Entries taken from a collection
——

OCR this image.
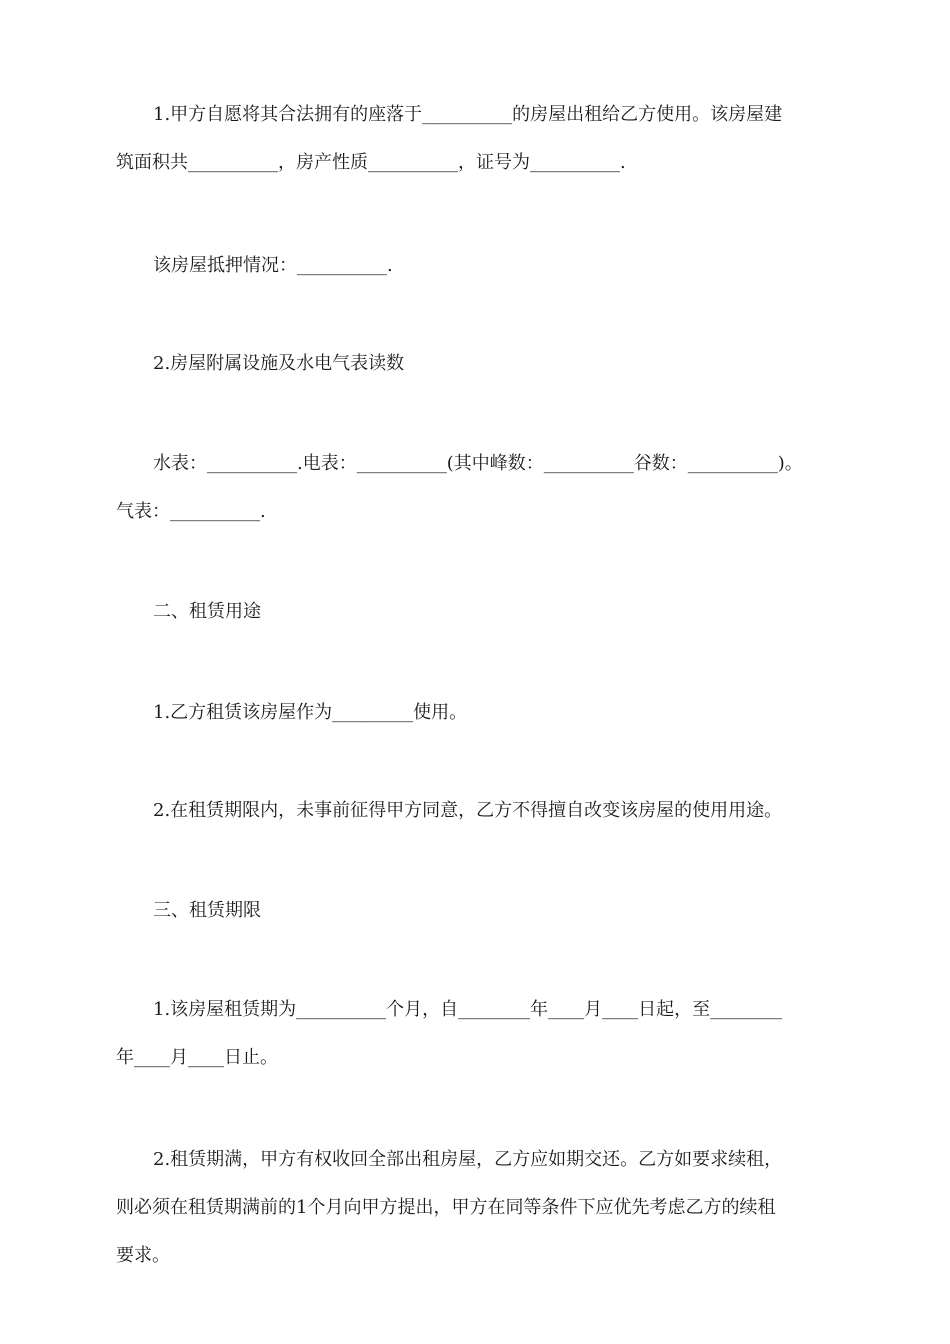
1.甲方自愿将其合法拥有的座落于__________的房屋出租给乙方使用。该房屋建
筑面积共__________，房产性质__________，证号为__________.
该房屋抵押情况：__________.
2.房屋附属设施及水电气表读数
水表：__________.电表：__________(其中峰数：__________谷数：__________)。
气表：__________.
二、租赁用途
1.乙方租赁该房屋作为_________使用。
2.在租赁期限内，未事前征得甲方同意，乙方不得擅自改变该房屋的使用用途。
三、租赁期限
1.该房屋租赁期为__________个月，自________年____月____日起，至________
年____月____日止。
2.租赁期满，甲方有权收回全部出租房屋，乙方应如期交还。乙方如要求续租，
则必须在租赁期满前的1个月向甲方提出，甲方在同等条件下应优先考虑乙方的续租
要求。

——

> [WHAT THE TASK REQUIRES]:
Make an exact reproduction of the listing above, without any pictures.

> [TASK RESULT]:
OCR this image.
1.甲方自愿将其合法拥有的座落于__________的房屋出租给乙方使用。该房屋建
筑面积共__________，房产性质__________，证号为__________.
该房屋抵押情况：__________.
2.房屋附属设施及水电气表读数
水表：__________.电表：__________(其中峰数：__________谷数：__________)。
气表：__________.
二、租赁用途
1.乙方租赁该房屋作为_________使用。
2.在租赁期限内，未事前征得甲方同意，乙方不得擅自改变该房屋的使用用途。
三、租赁期限
1.该房屋租赁期为__________个月，自________年____月____日起，至________
年____月____日止。
2.租赁期满，甲方有权收回全部出租房屋，乙方应如期交还。乙方如要求续租，
则必须在租赁期满前的1个月向甲方提出，甲方在同等条件下应优先考虑乙方的续租
要求。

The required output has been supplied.